(YOUR TASK) Transcribe the entries that follow, word for word.

[Entries from a dataset]
○ ○ ○ ○
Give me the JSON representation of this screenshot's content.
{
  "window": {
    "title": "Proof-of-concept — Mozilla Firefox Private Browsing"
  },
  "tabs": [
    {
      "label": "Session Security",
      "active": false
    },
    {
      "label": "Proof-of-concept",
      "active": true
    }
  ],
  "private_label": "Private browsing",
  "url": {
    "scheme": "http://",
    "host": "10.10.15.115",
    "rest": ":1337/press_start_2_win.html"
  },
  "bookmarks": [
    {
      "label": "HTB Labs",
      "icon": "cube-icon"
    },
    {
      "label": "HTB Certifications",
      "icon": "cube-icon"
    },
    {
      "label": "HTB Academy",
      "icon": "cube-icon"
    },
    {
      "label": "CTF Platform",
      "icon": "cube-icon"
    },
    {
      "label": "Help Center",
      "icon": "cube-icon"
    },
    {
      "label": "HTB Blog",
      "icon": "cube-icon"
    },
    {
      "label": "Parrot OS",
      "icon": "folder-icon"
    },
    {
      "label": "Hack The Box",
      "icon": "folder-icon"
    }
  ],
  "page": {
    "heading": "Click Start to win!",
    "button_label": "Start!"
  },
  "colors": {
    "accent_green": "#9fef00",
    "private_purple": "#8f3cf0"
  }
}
○ ○ ○ ○
(PROBLEM SOLUTION)
Give me the JSON representation of this screenshot's content.
{
  "window": {
    "title": "Proof-of-concept — Mozilla Firefox Private Browsing"
  },
  "tabs": [
    {
      "label": "Session Security",
      "active": false
    },
    {
      "label": "Proof-of-concept",
      "active": true
    }
  ],
  "private_label": "Private browsing",
  "url": {
    "scheme": "http://",
    "host": "10.10.15.115",
    "rest": ":1337/press_start_2_win.html"
  },
  "bookmarks": [
    {
      "label": "HTB Labs",
      "icon": "cube-icon"
    },
    {
      "label": "HTB Certifications",
      "icon": "cube-icon"
    },
    {
      "label": "HTB Academy",
      "icon": "cube-icon"
    },
    {
      "label": "CTF Platform",
      "icon": "cube-icon"
    },
    {
      "label": "Help Center",
      "icon": "cube-icon"
    },
    {
      "label": "HTB Blog",
      "icon": "cube-icon"
    },
    {
      "label": "Parrot OS",
      "icon": "folder-icon"
    },
    {
      "label": "Hack The Box",
      "icon": "folder-icon"
    }
  ],
  "page": {
    "heading": "Click Start to win!",
    "button_label": "Start!"
  },
  "colors": {
    "accent_green": "#9fef00",
    "private_purple": "#8f3cf0"
  }
}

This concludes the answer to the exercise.